Aim: Repeat the part of the refrigerant text below word for word, starting at "Particularly when it" and ending at "the separator container.".

Page text:
+ + + +
Particularly when it is desired to process the refrigerant in its gaseous phase it is also natural to seek to counteract the formation or collection of liquid refrigerant in the separator container by adding heat to the surroundings or otherwise arrange for a heating which will promote a boiling of the liquid refrigerant to thereby convert all of it into its gaseous phase. According to the said U.S. Pat. No. 3,699,781 this is accomplished by arranging for a heating of a portion of the conduit between the suction stub and the separator container, whereby remnants of liquid refrigerant already by its inflow to the separator will be heated for accelerated boiling such that all of it will be converted into the gaseous phase and thus not be present in the product to be let out from the bottom of the separator container.
This measure, however, has a serious drawback in that the said heating will be associated with a raised vapor pressure that will directly counteract the attainment of the desired high degree of emptying of the refrigeration system, as the increased vapor pressure will form a barrier to an almost complete emptying of the system.
According to the present invention it has been found that there is in fact no need to apply heat in order to ensure a full vaporisation of the refrigerant. Almost to the contrary, the liquid refrigerant fraction collected in the separator container will be perfectly willing to boil up, and by that boiling heat will be taken from the close surroundings, i.e. the temperature will decrease such that the vapor pressure will also decrease and thus enable a more complete evacuation of the refrigerant from the refrigerator system. A slight heating of the separator container could be useful when the rate of inflow is high, but the inflow as such should not be heated already before it enters the separation container.
+ + + +
Supplied records:
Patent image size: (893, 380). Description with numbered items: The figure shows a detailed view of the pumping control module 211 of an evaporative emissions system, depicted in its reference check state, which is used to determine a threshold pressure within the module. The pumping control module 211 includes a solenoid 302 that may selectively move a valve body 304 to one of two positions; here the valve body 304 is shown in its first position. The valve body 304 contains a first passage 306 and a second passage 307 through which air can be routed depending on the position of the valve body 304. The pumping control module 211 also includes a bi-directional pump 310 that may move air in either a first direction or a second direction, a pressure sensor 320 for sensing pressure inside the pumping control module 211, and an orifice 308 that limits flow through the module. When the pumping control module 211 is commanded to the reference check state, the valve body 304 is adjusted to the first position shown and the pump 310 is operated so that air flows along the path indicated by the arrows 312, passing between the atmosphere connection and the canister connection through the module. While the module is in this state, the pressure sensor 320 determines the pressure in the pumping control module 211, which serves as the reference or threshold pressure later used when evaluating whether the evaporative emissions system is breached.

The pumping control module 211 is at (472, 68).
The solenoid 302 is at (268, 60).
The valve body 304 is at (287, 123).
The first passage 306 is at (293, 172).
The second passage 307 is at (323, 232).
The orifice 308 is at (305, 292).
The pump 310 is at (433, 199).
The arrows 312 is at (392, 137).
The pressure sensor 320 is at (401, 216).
+ + + +
Response:
Particularly when it is desired to process the refrigerant in its gaseous phase it is also natural to seek to counteract the formation or collection of liquid refrigerant in the separator container by adding heat to the surroundings or otherwise arrange for a heating which will promote a boiling of the liquid refrigerant to thereby convert all of it into its gaseous phase. According to the said U.S. Pat. No. 3,699,781 this is accomplished by arranging for a heating of a portion of the conduit between the suction stub and the separator container, whereby remnants of liquid refrigerant already by its inflow to the separator will be heated for accelerated boiling such that all of it will be converted into the gaseous phase and thus not be present in the product to be let out from the bottom of the separator container.